TASK INSTRUCTIONS
In the records below, change each "insert-step-button" to "add-step-button" and give all the lines back with nothing else altered.

* * * * * * * * *

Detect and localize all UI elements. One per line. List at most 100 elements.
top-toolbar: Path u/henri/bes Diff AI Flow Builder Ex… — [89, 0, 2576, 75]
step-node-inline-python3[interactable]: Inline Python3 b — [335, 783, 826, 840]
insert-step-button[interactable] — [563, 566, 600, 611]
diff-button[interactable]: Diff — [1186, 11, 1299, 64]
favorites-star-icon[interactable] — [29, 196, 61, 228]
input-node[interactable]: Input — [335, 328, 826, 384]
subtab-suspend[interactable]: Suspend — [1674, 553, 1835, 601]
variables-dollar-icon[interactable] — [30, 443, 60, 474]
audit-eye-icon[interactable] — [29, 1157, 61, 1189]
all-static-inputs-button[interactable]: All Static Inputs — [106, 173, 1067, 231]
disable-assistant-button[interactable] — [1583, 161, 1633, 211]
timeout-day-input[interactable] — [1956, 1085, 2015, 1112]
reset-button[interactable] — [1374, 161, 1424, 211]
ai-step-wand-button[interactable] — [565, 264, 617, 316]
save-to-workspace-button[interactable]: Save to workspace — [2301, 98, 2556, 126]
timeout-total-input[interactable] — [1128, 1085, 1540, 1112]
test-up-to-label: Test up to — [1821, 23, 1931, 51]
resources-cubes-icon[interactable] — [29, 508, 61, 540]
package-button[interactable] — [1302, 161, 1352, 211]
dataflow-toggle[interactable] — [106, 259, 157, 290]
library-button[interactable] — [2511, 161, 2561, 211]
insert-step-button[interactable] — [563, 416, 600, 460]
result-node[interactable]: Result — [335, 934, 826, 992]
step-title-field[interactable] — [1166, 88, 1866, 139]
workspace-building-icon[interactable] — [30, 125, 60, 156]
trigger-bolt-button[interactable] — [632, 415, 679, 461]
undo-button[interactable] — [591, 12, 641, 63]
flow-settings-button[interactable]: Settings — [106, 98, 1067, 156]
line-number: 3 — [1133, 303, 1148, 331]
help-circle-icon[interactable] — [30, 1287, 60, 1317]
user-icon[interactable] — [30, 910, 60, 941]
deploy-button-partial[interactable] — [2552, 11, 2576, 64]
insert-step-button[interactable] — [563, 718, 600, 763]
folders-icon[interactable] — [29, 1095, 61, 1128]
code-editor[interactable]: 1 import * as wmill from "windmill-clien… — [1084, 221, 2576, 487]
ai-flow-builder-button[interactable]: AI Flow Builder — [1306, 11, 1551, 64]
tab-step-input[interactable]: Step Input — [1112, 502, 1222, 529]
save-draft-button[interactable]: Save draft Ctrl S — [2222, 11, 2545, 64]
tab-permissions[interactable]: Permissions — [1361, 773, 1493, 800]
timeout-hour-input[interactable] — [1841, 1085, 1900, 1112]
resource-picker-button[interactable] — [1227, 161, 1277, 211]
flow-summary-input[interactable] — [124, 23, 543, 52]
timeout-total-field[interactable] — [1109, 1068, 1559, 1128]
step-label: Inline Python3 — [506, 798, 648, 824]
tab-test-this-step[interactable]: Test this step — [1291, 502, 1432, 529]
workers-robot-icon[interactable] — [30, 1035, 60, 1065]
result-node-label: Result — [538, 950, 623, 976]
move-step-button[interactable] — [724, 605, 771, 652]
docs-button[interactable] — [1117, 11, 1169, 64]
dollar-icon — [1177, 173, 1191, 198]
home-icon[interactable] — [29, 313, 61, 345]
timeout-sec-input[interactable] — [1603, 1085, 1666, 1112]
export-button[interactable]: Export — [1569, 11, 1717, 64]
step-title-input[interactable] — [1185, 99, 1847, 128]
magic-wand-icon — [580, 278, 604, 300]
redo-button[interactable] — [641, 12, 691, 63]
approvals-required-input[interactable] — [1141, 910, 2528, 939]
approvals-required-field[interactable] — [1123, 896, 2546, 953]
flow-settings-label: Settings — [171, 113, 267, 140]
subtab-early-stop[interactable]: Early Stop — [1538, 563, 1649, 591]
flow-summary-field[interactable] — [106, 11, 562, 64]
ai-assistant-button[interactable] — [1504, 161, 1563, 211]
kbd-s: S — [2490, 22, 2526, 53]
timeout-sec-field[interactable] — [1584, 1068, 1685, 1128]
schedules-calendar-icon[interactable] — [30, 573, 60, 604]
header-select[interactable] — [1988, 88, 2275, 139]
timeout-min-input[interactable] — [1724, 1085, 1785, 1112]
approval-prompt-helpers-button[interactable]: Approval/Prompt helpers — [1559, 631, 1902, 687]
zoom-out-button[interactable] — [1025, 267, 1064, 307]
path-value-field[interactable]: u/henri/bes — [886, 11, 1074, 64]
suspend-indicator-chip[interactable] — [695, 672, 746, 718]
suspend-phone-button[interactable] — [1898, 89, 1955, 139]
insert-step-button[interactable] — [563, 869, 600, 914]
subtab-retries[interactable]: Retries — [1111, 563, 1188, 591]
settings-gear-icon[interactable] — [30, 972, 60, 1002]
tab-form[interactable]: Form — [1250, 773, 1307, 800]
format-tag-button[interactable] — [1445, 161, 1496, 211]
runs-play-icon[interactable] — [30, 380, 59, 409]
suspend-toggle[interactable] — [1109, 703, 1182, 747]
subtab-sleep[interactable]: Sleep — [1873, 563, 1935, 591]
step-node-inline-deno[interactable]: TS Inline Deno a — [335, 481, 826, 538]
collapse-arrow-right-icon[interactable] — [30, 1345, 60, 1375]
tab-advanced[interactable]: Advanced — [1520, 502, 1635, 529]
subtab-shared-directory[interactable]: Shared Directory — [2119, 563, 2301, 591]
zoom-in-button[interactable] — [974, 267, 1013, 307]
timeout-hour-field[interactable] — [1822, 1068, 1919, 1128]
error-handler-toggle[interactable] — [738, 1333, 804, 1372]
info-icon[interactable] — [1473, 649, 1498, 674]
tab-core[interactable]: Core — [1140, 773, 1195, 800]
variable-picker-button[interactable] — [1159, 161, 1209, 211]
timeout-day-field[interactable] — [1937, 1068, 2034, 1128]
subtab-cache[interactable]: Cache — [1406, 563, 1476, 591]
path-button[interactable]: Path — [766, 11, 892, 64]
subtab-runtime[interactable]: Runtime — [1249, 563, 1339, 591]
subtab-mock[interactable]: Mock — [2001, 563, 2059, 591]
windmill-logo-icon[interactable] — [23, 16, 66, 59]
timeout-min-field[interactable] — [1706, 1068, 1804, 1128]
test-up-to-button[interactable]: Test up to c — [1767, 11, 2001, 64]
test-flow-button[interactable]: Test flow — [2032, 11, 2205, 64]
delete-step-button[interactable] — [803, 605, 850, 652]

* * * * * * * * *

SOLUTION TO THIS EXERCISE
Detect and localize all UI elements. One per line. List at most 100 elements.
top-toolbar: Path u/henri/bes Diff AI Flow Builder Ex… — [89, 0, 2576, 75]
step-node-inline-python3[interactable]: Inline Python3 b — [335, 783, 826, 840]
add-step-button[interactable] — [563, 566, 600, 611]
diff-button[interactable]: Diff — [1186, 11, 1299, 64]
favorites-star-icon[interactable] — [29, 196, 61, 228]
input-node[interactable]: Input — [335, 328, 826, 384]
subtab-suspend[interactable]: Suspend — [1674, 553, 1835, 601]
variables-dollar-icon[interactable] — [30, 443, 60, 474]
audit-eye-icon[interactable] — [29, 1157, 61, 1189]
all-static-inputs-button[interactable]: All Static Inputs — [106, 173, 1067, 231]
disable-assistant-button[interactable] — [1583, 161, 1633, 211]
timeout-day-input[interactable] — [1956, 1085, 2015, 1112]
reset-button[interactable] — [1374, 161, 1424, 211]
ai-step-wand-button[interactable] — [565, 264, 617, 316]
save-to-workspace-button[interactable]: Save to workspace — [2301, 98, 2556, 126]
timeout-total-input[interactable] — [1128, 1085, 1540, 1112]
test-up-to-label: Test up to — [1821, 23, 1931, 51]
resources-cubes-icon[interactable] — [29, 508, 61, 540]
package-button[interactable] — [1302, 161, 1352, 211]
dataflow-toggle[interactable] — [106, 259, 157, 290]
library-button[interactable] — [2511, 161, 2561, 211]
add-step-button[interactable] — [563, 416, 600, 460]
result-node[interactable]: Result — [335, 934, 826, 992]
step-title-field[interactable] — [1166, 88, 1866, 139]
workspace-building-icon[interactable] — [30, 125, 60, 156]
trigger-bolt-button[interactable] — [632, 415, 679, 461]
undo-button[interactable] — [591, 12, 641, 63]
flow-settings-button[interactable]: Settings — [106, 98, 1067, 156]
line-number: 3 — [1133, 303, 1148, 331]
help-circle-icon[interactable] — [30, 1287, 60, 1317]
user-icon[interactable] — [30, 910, 60, 941]
deploy-button-partial[interactable] — [2552, 11, 2576, 64]
add-step-button[interactable] — [563, 718, 600, 763]
folders-icon[interactable] — [29, 1095, 61, 1128]
code-editor[interactable]: 1 import * as wmill from "windmill-clien… — [1084, 221, 2576, 487]
ai-flow-builder-button[interactable]: AI Flow Builder — [1306, 11, 1551, 64]
tab-step-input[interactable]: Step Input — [1112, 502, 1222, 529]
save-draft-button[interactable]: Save draft Ctrl S — [2222, 11, 2545, 64]
tab-permissions[interactable]: Permissions — [1361, 773, 1493, 800]
timeout-hour-input[interactable] — [1841, 1085, 1900, 1112]
resource-picker-button[interactable] — [1227, 161, 1277, 211]
flow-summary-input[interactable] — [124, 23, 543, 52]
timeout-total-field[interactable] — [1109, 1068, 1559, 1128]
step-label: Inline Python3 — [506, 798, 648, 824]
tab-test-this-step[interactable]: Test this step — [1291, 502, 1432, 529]
workers-robot-icon[interactable] — [30, 1035, 60, 1065]
result-node-label: Result — [538, 950, 623, 976]
move-step-button[interactable] — [724, 605, 771, 652]
docs-button[interactable] — [1117, 11, 1169, 64]
dollar-icon — [1177, 173, 1191, 198]
home-icon[interactable] — [29, 313, 61, 345]
timeout-sec-input[interactable] — [1603, 1085, 1666, 1112]
export-button[interactable]: Export — [1569, 11, 1717, 64]
step-title-input[interactable] — [1185, 99, 1847, 128]
magic-wand-icon — [580, 278, 604, 300]
redo-button[interactable] — [641, 12, 691, 63]
approvals-required-input[interactable] — [1141, 910, 2528, 939]
approvals-required-field[interactable] — [1123, 896, 2546, 953]
flow-settings-label: Settings — [171, 113, 267, 140]
subtab-early-stop[interactable]: Early Stop — [1538, 563, 1649, 591]
flow-summary-field[interactable] — [106, 11, 562, 64]
ai-assistant-button[interactable] — [1504, 161, 1563, 211]
kbd-s: S — [2490, 22, 2526, 53]
timeout-sec-field[interactable] — [1584, 1068, 1685, 1128]
schedules-calendar-icon[interactable] — [30, 573, 60, 604]
header-select[interactable] — [1988, 88, 2275, 139]
timeout-min-input[interactable] — [1724, 1085, 1785, 1112]
approval-prompt-helpers-button[interactable]: Approval/Prompt helpers — [1559, 631, 1902, 687]
zoom-out-button[interactable] — [1025, 267, 1064, 307]
path-value-field[interactable]: u/henri/bes — [886, 11, 1074, 64]
suspend-indicator-chip[interactable] — [695, 672, 746, 718]
suspend-phone-button[interactable] — [1898, 89, 1955, 139]
add-step-button[interactable] — [563, 869, 600, 914]
subtab-retries[interactable]: Retries — [1111, 563, 1188, 591]
settings-gear-icon[interactable] — [30, 972, 60, 1002]
tab-form[interactable]: Form — [1250, 773, 1307, 800]
format-tag-button[interactable] — [1445, 161, 1496, 211]
runs-play-icon[interactable] — [30, 380, 59, 409]
suspend-toggle[interactable] — [1109, 703, 1182, 747]
subtab-sleep[interactable]: Sleep — [1873, 563, 1935, 591]
step-node-inline-deno[interactable]: TS Inline Deno a — [335, 481, 826, 538]
collapse-arrow-right-icon[interactable] — [30, 1345, 60, 1375]
tab-advanced[interactable]: Advanced — [1520, 502, 1635, 529]
subtab-shared-directory[interactable]: Shared Directory — [2119, 563, 2301, 591]
zoom-in-button[interactable] — [974, 267, 1013, 307]
timeout-hour-field[interactable] — [1822, 1068, 1919, 1128]
error-handler-toggle[interactable] — [738, 1333, 804, 1372]
info-icon[interactable] — [1473, 649, 1498, 674]
tab-core[interactable]: Core — [1140, 773, 1195, 800]
variable-picker-button[interactable] — [1159, 161, 1209, 211]
timeout-day-field[interactable] — [1937, 1068, 2034, 1128]
subtab-cache[interactable]: Cache — [1406, 563, 1476, 591]
path-button[interactable]: Path — [766, 11, 892, 64]
subtab-runtime[interactable]: Runtime — [1249, 563, 1339, 591]
subtab-mock[interactable]: Mock — [2001, 563, 2059, 591]
windmill-logo-icon[interactable] — [23, 16, 66, 59]
timeout-min-field[interactable] — [1706, 1068, 1804, 1128]
test-up-to-button[interactable]: Test up to c — [1767, 11, 2001, 64]
test-flow-button[interactable]: Test flow — [2032, 11, 2205, 64]
delete-step-button[interactable] — [803, 605, 850, 652]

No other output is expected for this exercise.